(Task material):
************

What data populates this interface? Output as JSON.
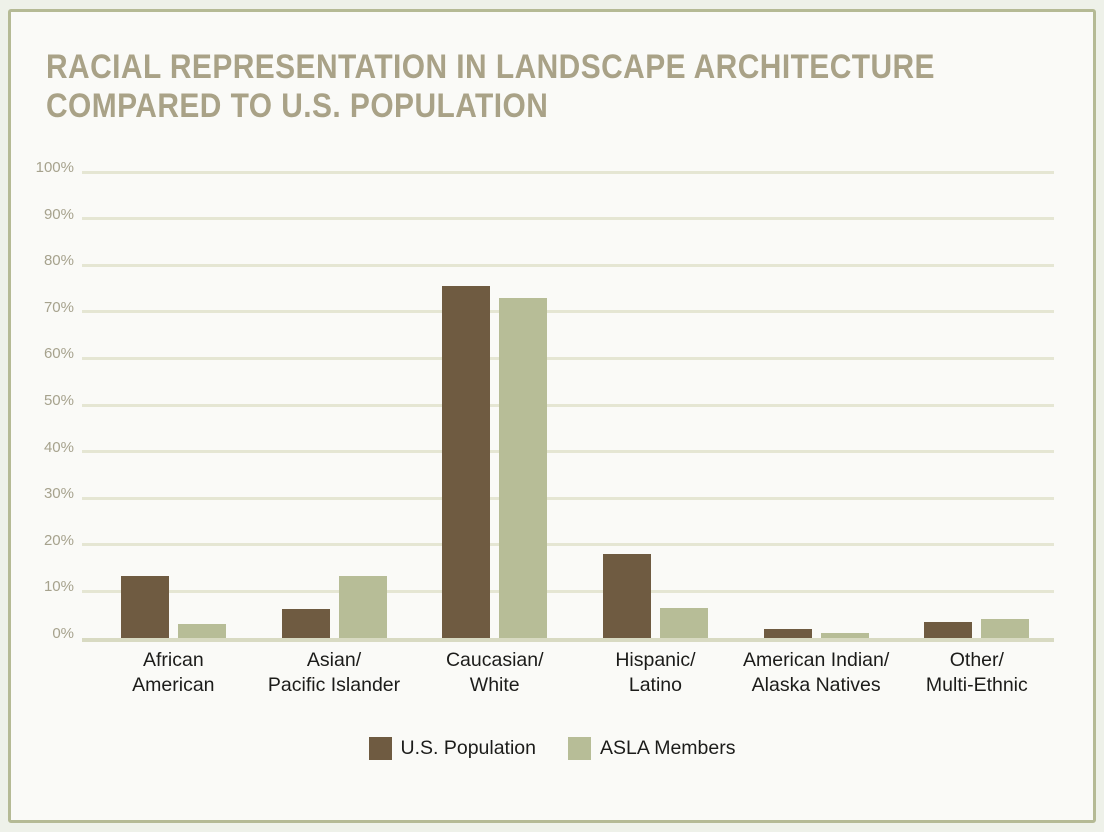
{
  "title": {
    "line1": "RACIAL REPRESENTATION IN LANDSCAPE ARCHITECTURE",
    "line2": "COMPARED TO U.S. POPULATION"
  },
  "colors": {
    "page_bg": "#eef1e9",
    "frame_border": "#b5ba95",
    "frame_bg": "#fafaf7",
    "gridline": "#e5e6d3",
    "baseline": "#d8dac2",
    "title_text": "#a9a287",
    "axis_text": "#a6a28d",
    "label_text": "#1c1c1a",
    "us_population": "#6f5b41",
    "asla_members": "#b7bd97"
  },
  "chart_data": {
    "type": "bar",
    "title": "Racial Representation in Landscape Architecture Compared to U.S. Population",
    "categories": [
      "African American",
      "Asian/Pacific Islander",
      "Caucasian/White",
      "Hispanic/Latino",
      "American Indian/Alaska Natives",
      "Other/Multi-Ethnic"
    ],
    "category_lines": [
      [
        "African",
        "American"
      ],
      [
        "Asian/",
        "Pacific Islander"
      ],
      [
        "Caucasian/",
        "White"
      ],
      [
        "Hispanic/",
        "Latino"
      ],
      [
        "American Indian/",
        "Alaska Natives"
      ],
      [
        "Other/",
        "Multi-Ethnic"
      ]
    ],
    "series": [
      {
        "name": "U.S. Population",
        "color": "#6f5b41",
        "values": [
          13.4,
          6.2,
          75.5,
          18,
          2,
          3.5
        ]
      },
      {
        "name": "ASLA Members",
        "color": "#b7bd97",
        "values": [
          3,
          13.2,
          73,
          6.5,
          1,
          4
        ]
      }
    ],
    "xlabel": "",
    "ylabel": "",
    "ylim": [
      0,
      100
    ],
    "ytick_labels": [
      "0%",
      "10%",
      "20%",
      "30%",
      "40%",
      "50%",
      "60%",
      "70%",
      "80%",
      "90%",
      "100%"
    ],
    "grid": true,
    "legend_position": "bottom"
  }
}
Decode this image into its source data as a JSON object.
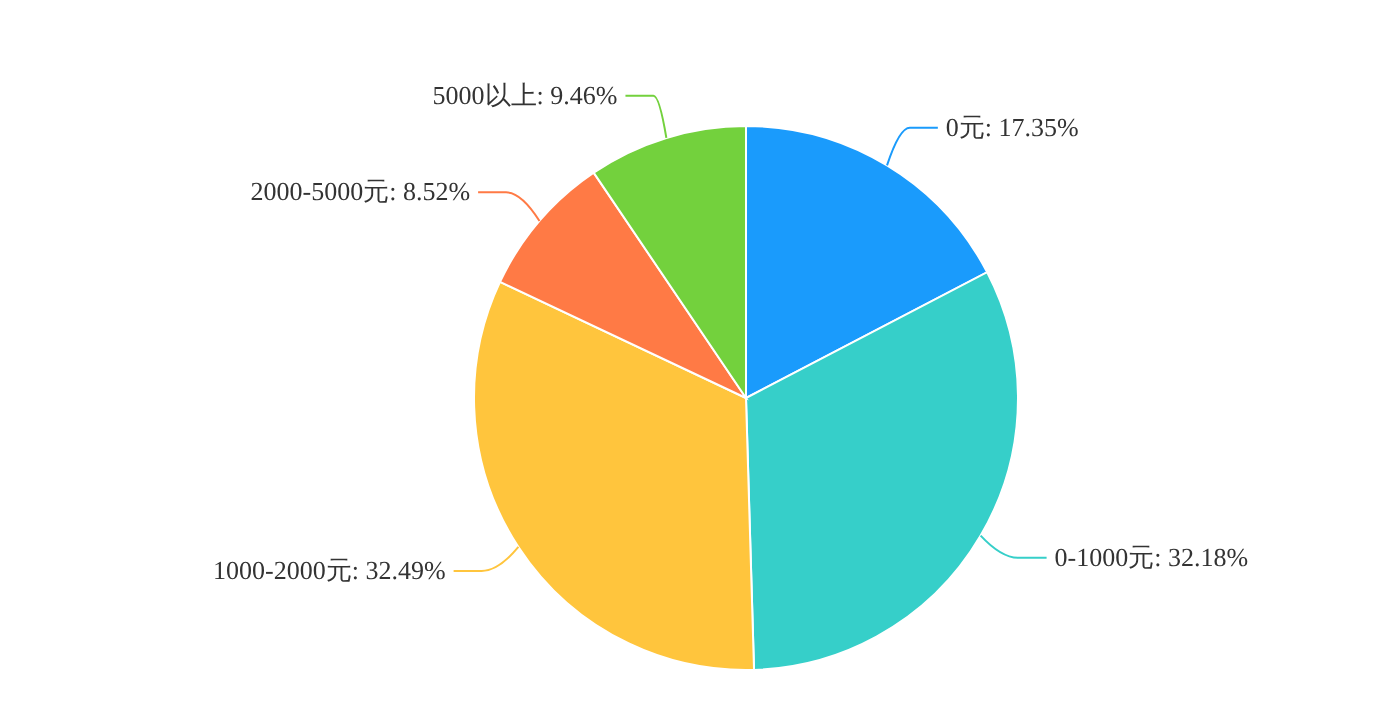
{
  "chart_data": {
    "type": "pie",
    "categories": [
      "0元",
      "0-1000元",
      "1000-2000元",
      "2000-5000元",
      "5000以上"
    ],
    "values": [
      17.35,
      32.18,
      32.49,
      8.52,
      9.46
    ],
    "colors": [
      "#1a9bfc",
      "#36cfc9",
      "#ffc53d",
      "#ff7a45",
      "#73d13d"
    ],
    "value_labels": [
      "17.35%",
      "32.18%",
      "32.49%",
      "8.52%",
      "9.46%"
    ]
  }
}
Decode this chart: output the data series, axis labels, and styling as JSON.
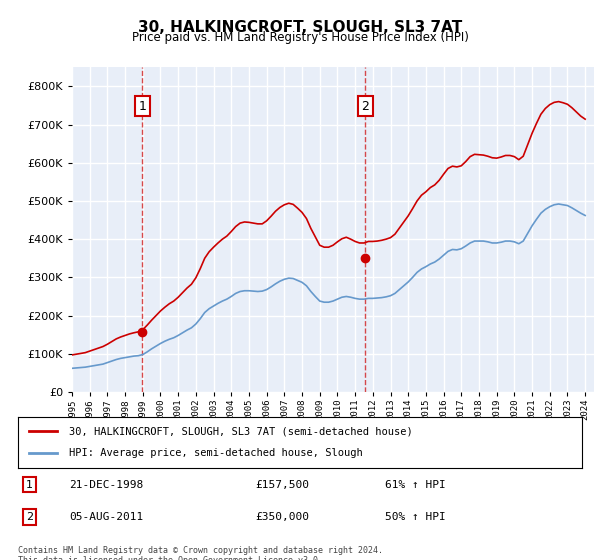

************

(Set problem):
Output each line of the listing above, word for word, from the one holding "Decode this image" through the last line, both included; omit the pictures.

(Solution for this exercise):
Decode this image into its source data as a JSON object.
{
  "chart_data": {
    "type": "pie",
    "categories": [
      "0元",
      "0-1000元",
      "1000-2000元",
      "2000-5000元",
      "5000以上"
    ],
    "values": [
      17.35,
      32.18,
      32.49,
      8.52,
      9.46
    ],
    "colors": [
      "#1a9bfc",
      "#36cfc9",
      "#ffc53d",
      "#ff7a45",
      "#73d13d"
    ],
    "value_labels": [
      "17.35%",
      "32.18%",
      "32.49%",
      "8.52%",
      "9.46%"
    ]
  }
}
Decode this chart: output the data series, axis labels, and styling as JSON.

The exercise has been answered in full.